Short exercise:
Locate each line in the records containing "sensibiliser". Copy it.

start Data provided

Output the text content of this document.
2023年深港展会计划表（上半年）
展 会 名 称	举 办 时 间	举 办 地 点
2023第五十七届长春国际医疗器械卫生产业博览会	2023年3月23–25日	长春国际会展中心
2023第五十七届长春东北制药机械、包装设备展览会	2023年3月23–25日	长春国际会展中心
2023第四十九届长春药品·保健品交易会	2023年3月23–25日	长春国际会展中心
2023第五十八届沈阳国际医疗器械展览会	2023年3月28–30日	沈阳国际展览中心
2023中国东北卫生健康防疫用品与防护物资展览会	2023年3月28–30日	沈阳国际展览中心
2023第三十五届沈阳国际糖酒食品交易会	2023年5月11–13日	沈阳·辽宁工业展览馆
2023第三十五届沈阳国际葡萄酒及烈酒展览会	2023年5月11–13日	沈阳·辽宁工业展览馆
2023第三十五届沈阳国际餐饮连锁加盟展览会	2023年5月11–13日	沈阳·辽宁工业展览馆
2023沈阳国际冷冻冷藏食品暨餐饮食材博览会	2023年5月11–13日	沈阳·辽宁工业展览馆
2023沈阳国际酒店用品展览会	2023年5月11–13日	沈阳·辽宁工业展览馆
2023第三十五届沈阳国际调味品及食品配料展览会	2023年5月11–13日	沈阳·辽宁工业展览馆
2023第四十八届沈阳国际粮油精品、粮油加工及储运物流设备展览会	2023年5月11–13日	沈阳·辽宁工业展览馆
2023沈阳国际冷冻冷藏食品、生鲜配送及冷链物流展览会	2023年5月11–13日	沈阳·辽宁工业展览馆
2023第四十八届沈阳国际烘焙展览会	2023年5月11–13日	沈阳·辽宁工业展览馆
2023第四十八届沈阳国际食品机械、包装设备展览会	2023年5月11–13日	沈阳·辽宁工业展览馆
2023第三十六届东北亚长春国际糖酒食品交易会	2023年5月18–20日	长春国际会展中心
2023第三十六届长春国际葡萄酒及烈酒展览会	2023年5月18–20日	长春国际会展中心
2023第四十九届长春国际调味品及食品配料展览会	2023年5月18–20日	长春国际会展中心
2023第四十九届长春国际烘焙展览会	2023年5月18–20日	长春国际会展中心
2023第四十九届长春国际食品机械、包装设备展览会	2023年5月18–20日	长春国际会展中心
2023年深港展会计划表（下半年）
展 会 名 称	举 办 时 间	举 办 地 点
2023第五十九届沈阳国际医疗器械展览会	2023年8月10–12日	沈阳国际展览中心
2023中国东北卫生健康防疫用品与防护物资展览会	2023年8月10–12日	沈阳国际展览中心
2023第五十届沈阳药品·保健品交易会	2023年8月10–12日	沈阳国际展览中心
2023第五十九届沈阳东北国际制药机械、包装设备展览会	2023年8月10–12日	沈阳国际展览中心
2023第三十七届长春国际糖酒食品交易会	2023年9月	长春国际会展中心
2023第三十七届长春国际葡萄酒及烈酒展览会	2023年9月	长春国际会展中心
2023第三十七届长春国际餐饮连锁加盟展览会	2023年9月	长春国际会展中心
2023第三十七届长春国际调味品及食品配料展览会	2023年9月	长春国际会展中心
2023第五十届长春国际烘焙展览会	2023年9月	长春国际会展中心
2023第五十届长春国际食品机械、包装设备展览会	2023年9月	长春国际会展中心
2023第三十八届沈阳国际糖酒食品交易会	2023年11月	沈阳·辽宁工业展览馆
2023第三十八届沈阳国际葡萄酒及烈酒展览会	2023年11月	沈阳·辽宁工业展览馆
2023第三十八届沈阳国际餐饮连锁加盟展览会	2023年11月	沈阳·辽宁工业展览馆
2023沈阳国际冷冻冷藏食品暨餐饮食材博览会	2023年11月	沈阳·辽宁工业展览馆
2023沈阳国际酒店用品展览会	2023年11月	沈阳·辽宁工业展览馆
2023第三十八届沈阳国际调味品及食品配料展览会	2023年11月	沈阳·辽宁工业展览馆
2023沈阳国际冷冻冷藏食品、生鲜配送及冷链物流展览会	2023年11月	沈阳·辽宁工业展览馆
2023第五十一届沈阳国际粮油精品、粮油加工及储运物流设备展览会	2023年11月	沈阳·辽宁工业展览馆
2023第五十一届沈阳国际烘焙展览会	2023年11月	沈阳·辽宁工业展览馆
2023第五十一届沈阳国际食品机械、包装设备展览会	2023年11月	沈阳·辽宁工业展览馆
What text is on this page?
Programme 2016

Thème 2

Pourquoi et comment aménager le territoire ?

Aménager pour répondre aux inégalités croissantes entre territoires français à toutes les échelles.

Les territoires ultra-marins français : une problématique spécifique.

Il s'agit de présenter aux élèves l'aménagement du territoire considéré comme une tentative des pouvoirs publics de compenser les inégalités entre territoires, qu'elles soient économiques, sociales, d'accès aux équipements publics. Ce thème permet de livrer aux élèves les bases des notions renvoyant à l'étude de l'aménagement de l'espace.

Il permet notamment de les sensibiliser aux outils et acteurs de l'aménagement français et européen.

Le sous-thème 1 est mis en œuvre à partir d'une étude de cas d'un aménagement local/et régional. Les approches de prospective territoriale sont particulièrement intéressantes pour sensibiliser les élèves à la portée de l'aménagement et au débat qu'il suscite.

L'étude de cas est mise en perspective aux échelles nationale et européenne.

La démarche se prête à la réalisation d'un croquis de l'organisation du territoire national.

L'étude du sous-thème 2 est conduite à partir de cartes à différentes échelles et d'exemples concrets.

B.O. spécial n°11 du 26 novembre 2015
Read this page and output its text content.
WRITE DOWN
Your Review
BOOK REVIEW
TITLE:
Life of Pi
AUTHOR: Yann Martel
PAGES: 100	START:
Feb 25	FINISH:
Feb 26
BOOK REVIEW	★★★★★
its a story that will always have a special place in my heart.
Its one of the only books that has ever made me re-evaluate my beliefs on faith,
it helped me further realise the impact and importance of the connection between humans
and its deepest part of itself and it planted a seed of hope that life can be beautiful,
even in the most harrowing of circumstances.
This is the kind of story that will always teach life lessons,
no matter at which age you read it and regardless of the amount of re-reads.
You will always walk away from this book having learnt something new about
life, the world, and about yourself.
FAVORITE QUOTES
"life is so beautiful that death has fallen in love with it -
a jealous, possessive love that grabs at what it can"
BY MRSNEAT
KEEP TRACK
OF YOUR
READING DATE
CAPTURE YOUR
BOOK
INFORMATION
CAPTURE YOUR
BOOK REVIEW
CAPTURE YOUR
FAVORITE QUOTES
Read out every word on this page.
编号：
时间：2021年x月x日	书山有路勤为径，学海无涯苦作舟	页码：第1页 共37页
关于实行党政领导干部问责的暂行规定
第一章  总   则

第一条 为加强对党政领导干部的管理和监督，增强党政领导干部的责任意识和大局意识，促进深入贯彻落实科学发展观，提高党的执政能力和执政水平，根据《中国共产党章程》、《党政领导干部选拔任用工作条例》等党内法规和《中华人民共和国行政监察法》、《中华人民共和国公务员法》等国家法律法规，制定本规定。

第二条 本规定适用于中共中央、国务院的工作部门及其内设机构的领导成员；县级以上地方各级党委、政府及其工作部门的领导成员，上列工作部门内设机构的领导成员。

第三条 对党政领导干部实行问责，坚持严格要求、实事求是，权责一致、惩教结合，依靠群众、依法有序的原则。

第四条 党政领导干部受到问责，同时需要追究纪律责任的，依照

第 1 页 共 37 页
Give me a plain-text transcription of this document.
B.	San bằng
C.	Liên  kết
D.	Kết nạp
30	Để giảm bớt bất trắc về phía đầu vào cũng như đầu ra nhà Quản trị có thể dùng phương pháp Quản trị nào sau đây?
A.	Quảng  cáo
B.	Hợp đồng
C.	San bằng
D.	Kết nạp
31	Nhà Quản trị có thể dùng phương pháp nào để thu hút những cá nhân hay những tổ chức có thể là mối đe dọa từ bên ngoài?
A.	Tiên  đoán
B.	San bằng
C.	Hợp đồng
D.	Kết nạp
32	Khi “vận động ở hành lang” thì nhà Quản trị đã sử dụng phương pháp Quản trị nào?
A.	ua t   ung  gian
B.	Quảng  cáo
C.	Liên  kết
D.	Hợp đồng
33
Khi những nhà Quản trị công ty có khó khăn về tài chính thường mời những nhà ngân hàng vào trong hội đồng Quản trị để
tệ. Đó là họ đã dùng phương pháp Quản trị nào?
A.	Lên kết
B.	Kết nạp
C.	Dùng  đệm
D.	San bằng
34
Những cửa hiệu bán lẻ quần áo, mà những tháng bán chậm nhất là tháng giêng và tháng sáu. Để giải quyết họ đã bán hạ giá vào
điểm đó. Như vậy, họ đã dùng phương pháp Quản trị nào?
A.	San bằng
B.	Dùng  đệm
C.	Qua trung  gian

end Data provided

Reply to the task:
Il permet notamment de les sensibiliser aux outils et acteurs de l'aménagement français et européen.
Le sous-thème 1 est mis en œuvre à partir d'une étude de cas d'un aménagement local/et régional. Les approches de prospective territoriale sont particulièrement intéressantes pour sensibiliser les élèves à la portée de l'aménagement et au débat qu'il suscite.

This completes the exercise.